— Begin Dataset entries —

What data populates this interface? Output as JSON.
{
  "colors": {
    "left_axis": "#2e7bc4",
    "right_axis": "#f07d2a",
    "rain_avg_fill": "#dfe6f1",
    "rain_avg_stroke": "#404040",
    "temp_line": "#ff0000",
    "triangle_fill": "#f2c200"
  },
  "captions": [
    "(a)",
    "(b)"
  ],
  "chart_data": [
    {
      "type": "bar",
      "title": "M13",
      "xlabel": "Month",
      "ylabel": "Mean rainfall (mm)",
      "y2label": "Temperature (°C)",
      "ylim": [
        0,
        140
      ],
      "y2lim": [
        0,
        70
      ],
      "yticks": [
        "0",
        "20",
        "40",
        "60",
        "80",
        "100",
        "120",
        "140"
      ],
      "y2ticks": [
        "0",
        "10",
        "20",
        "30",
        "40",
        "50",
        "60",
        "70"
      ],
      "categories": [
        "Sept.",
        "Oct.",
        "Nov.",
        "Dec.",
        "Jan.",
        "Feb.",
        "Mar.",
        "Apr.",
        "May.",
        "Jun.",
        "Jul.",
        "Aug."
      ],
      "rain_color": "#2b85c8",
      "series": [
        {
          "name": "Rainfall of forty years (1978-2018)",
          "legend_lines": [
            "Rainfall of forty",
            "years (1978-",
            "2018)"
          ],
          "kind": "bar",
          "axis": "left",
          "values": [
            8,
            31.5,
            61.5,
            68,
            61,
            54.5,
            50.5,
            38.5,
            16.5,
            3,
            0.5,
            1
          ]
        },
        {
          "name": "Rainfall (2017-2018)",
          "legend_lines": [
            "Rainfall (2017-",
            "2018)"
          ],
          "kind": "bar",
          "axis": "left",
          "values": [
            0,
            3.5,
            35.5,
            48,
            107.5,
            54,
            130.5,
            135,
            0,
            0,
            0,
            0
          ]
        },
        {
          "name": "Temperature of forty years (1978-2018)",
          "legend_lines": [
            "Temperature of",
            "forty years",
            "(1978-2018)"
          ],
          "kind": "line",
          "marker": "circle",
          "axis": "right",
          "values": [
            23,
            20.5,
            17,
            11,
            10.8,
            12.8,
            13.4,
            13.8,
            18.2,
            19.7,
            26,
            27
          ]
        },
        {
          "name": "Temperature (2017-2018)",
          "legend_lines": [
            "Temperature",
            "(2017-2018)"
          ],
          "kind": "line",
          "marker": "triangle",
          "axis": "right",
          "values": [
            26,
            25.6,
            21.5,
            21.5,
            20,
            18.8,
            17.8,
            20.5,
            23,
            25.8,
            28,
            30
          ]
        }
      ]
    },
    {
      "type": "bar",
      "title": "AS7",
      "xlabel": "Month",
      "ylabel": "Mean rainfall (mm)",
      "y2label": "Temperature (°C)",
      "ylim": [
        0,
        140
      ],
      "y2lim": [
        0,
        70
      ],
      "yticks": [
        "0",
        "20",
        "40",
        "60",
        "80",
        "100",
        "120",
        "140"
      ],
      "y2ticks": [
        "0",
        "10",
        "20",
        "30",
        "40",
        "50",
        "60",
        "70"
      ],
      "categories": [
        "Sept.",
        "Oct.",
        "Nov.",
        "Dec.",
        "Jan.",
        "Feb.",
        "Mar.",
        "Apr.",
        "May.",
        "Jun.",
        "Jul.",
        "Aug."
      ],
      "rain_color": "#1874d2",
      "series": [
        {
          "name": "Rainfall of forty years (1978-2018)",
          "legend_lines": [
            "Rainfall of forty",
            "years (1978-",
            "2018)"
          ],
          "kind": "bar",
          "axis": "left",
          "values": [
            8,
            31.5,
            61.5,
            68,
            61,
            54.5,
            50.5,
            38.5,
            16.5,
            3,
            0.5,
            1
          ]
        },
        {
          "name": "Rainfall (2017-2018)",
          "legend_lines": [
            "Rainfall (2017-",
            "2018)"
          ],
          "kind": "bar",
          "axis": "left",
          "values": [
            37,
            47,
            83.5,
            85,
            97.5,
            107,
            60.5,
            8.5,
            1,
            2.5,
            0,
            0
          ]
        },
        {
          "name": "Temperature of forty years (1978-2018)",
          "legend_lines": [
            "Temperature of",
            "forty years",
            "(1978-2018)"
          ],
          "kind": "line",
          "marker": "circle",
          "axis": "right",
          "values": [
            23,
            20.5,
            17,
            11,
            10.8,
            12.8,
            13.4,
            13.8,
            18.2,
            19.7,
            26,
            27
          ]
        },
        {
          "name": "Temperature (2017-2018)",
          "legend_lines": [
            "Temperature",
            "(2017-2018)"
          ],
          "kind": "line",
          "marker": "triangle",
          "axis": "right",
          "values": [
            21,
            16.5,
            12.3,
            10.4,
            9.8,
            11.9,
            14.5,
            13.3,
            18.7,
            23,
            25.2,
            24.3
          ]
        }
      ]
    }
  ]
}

— End Dataset entries —

Can you give every line above again, exactly as written?

What data populates this interface? Output as JSON.
{
  "colors": {
    "left_axis": "#2e7bc4",
    "right_axis": "#f07d2a",
    "rain_avg_fill": "#dfe6f1",
    "rain_avg_stroke": "#404040",
    "temp_line": "#ff0000",
    "triangle_fill": "#f2c200"
  },
  "captions": [
    "(a)",
    "(b)"
  ],
  "chart_data": [
    {
      "type": "bar",
      "title": "M13",
      "xlabel": "Month",
      "ylabel": "Mean rainfall (mm)",
      "y2label": "Temperature (°C)",
      "ylim": [
        0,
        140
      ],
      "y2lim": [
        0,
        70
      ],
      "yticks": [
        "0",
        "20",
        "40",
        "60",
        "80",
        "100",
        "120",
        "140"
      ],
      "y2ticks": [
        "0",
        "10",
        "20",
        "30",
        "40",
        "50",
        "60",
        "70"
      ],
      "categories": [
        "Sept.",
        "Oct.",
        "Nov.",
        "Dec.",
        "Jan.",
        "Feb.",
        "Mar.",
        "Apr.",
        "May.",
        "Jun.",
        "Jul.",
        "Aug."
      ],
      "rain_color": "#2b85c8",
      "series": [
        {
          "name": "Rainfall of forty years (1978-2018)",
          "legend_lines": [
            "Rainfall of forty",
            "years (1978-",
            "2018)"
          ],
          "kind": "bar",
          "axis": "left",
          "values": [
            8,
            31.5,
            61.5,
            68,
            61,
            54.5,
            50.5,
            38.5,
            16.5,
            3,
            0.5,
            1
          ]
        },
        {
          "name": "Rainfall (2017-2018)",
          "legend_lines": [
            "Rainfall (2017-",
            "2018)"
          ],
          "kind": "bar",
          "axis": "left",
          "values": [
            0,
            3.5,
            35.5,
            48,
            107.5,
            54,
            130.5,
            135,
            0,
            0,
            0,
            0
          ]
        },
        {
          "name": "Temperature of forty years (1978-2018)",
          "legend_lines": [
            "Temperature of",
            "forty years",
            "(1978-2018)"
          ],
          "kind": "line",
          "marker": "circle",
          "axis": "right",
          "values": [
            23,
            20.5,
            17,
            11,
            10.8,
            12.8,
            13.4,
            13.8,
            18.2,
            19.7,
            26,
            27
          ]
        },
        {
          "name": "Temperature (2017-2018)",
          "legend_lines": [
            "Temperature",
            "(2017-2018)"
          ],
          "kind": "line",
          "marker": "triangle",
          "axis": "right",
          "values": [
            26,
            25.6,
            21.5,
            21.5,
            20,
            18.8,
            17.8,
            20.5,
            23,
            25.8,
            28,
            30
          ]
        }
      ]
    },
    {
      "type": "bar",
      "title": "AS7",
      "xlabel": "Month",
      "ylabel": "Mean rainfall (mm)",
      "y2label": "Temperature (°C)",
      "ylim": [
        0,
        140
      ],
      "y2lim": [
        0,
        70
      ],
      "yticks": [
        "0",
        "20",
        "40",
        "60",
        "80",
        "100",
        "120",
        "140"
      ],
      "y2ticks": [
        "0",
        "10",
        "20",
        "30",
        "40",
        "50",
        "60",
        "70"
      ],
      "categories": [
        "Sept.",
        "Oct.",
        "Nov.",
        "Dec.",
        "Jan.",
        "Feb.",
        "Mar.",
        "Apr.",
        "May.",
        "Jun.",
        "Jul.",
        "Aug."
      ],
      "rain_color": "#1874d2",
      "series": [
        {
          "name": "Rainfall of forty years (1978-2018)",
          "legend_lines": [
            "Rainfall of forty",
            "years (1978-",
            "2018)"
          ],
          "kind": "bar",
          "axis": "left",
          "values": [
            8,
            31.5,
            61.5,
            68,
            61,
            54.5,
            50.5,
            38.5,
            16.5,
            3,
            0.5,
            1
          ]
        },
        {
          "name": "Rainfall (2017-2018)",
          "legend_lines": [
            "Rainfall (2017-",
            "2018)"
          ],
          "kind": "bar",
          "axis": "left",
          "values": [
            37,
            47,
            83.5,
            85,
            97.5,
            107,
            60.5,
            8.5,
            1,
            2.5,
            0,
            0
          ]
        },
        {
          "name": "Temperature of forty years (1978-2018)",
          "legend_lines": [
            "Temperature of",
            "forty years",
            "(1978-2018)"
          ],
          "kind": "line",
          "marker": "circle",
          "axis": "right",
          "values": [
            23,
            20.5,
            17,
            11,
            10.8,
            12.8,
            13.4,
            13.8,
            18.2,
            19.7,
            26,
            27
          ]
        },
        {
          "name": "Temperature (2017-2018)",
          "legend_lines": [
            "Temperature",
            "(2017-2018)"
          ],
          "kind": "line",
          "marker": "triangle",
          "axis": "right",
          "values": [
            21,
            16.5,
            12.3,
            10.4,
            9.8,
            11.9,
            14.5,
            13.3,
            18.7,
            23,
            25.2,
            24.3
          ]
        }
      ]
    }
  ]
}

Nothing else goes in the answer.